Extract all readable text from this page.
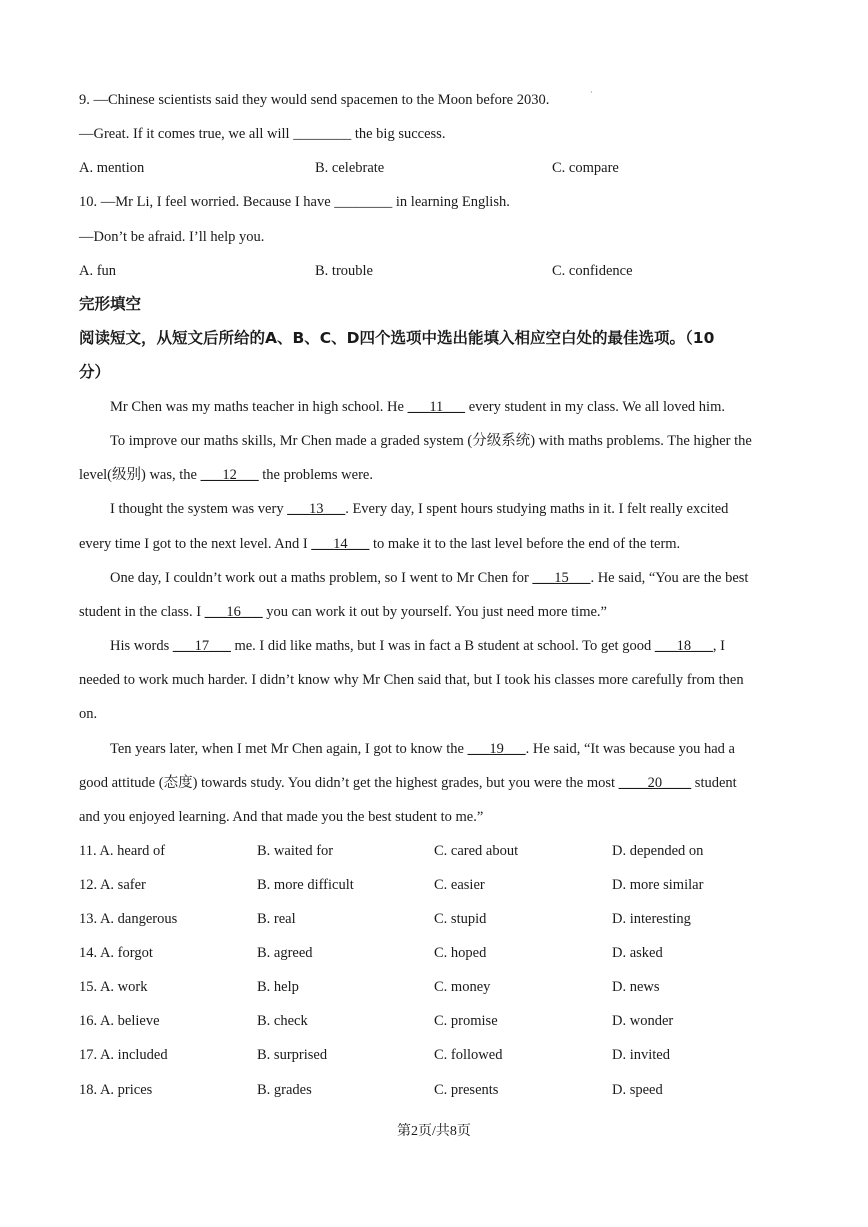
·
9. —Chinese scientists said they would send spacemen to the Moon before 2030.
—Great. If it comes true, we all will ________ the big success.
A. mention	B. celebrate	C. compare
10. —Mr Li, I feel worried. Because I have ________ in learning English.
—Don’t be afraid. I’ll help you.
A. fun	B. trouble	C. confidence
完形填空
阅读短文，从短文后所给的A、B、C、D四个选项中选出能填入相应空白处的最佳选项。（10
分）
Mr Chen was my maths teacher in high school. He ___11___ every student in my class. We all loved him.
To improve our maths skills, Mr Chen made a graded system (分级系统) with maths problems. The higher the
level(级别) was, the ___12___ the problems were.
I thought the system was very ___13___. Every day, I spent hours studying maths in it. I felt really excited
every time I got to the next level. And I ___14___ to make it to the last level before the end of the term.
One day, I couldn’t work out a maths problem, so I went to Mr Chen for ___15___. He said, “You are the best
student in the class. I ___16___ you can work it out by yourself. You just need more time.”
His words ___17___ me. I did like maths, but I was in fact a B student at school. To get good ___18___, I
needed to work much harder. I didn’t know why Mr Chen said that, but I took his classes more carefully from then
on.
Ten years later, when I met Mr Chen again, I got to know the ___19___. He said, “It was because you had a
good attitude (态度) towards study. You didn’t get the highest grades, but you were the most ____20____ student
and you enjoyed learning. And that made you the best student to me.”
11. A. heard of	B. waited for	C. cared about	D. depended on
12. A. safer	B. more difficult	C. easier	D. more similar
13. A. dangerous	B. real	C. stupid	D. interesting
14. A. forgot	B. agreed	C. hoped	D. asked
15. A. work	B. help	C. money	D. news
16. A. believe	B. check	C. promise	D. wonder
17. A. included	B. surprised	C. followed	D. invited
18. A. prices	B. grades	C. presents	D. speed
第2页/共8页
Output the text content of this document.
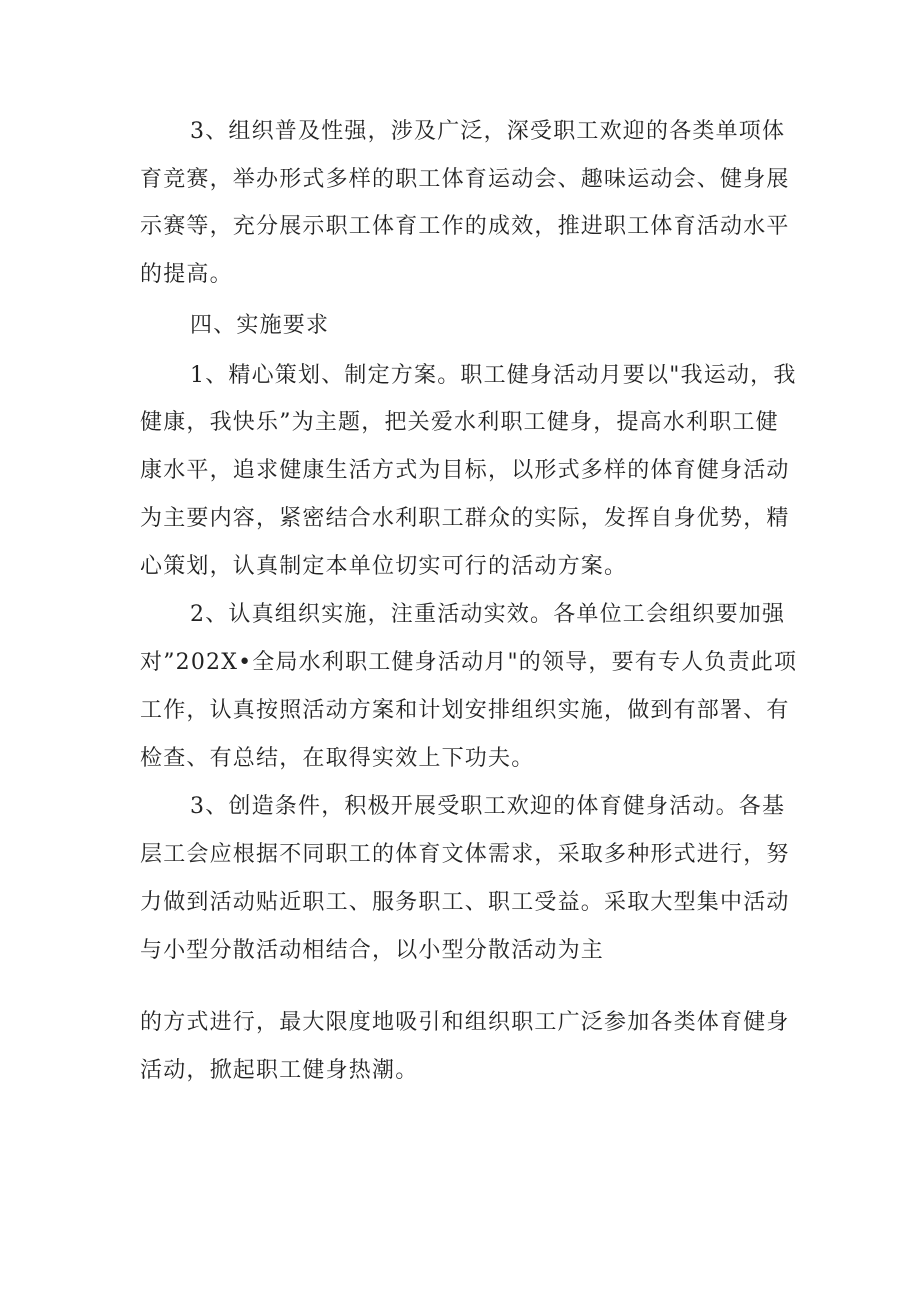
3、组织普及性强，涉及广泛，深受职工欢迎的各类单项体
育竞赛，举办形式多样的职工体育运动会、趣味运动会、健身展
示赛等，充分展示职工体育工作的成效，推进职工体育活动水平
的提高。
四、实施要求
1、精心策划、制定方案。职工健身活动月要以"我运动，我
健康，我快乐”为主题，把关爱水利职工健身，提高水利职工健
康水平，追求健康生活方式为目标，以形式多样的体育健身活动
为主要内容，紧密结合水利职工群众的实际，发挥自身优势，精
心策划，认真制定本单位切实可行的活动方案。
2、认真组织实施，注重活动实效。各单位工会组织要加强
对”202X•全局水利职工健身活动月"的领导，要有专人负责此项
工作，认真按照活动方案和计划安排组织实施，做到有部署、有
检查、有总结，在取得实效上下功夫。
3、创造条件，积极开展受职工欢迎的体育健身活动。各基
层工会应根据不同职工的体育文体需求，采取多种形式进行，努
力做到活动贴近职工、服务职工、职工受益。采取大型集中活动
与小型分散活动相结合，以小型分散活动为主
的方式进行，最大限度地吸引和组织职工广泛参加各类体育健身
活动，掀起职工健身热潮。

What you have to do: Skip all pictures. Write out only the lines from the one containing "Output the text content of this document." to the end of the listing above, inclusive, exactly as given.

The result:
Output the text content of this document.
3、组织普及性强，涉及广泛，深受职工欢迎的各类单项体
育竞赛，举办形式多样的职工体育运动会、趣味运动会、健身展
示赛等，充分展示职工体育工作的成效，推进职工体育活动水平
的提高。
四、实施要求
1、精心策划、制定方案。职工健身活动月要以"我运动，我
健康，我快乐”为主题，把关爱水利职工健身，提高水利职工健
康水平，追求健康生活方式为目标，以形式多样的体育健身活动
为主要内容，紧密结合水利职工群众的实际，发挥自身优势，精
心策划，认真制定本单位切实可行的活动方案。
2、认真组织实施，注重活动实效。各单位工会组织要加强
对”202X•全局水利职工健身活动月"的领导，要有专人负责此项
工作，认真按照活动方案和计划安排组织实施，做到有部署、有
检查、有总结，在取得实效上下功夫。
3、创造条件，积极开展受职工欢迎的体育健身活动。各基
层工会应根据不同职工的体育文体需求，采取多种形式进行，努
力做到活动贴近职工、服务职工、职工受益。采取大型集中活动
与小型分散活动相结合，以小型分散活动为主
的方式进行，最大限度地吸引和组织职工广泛参加各类体育健身
活动，掀起职工健身热潮。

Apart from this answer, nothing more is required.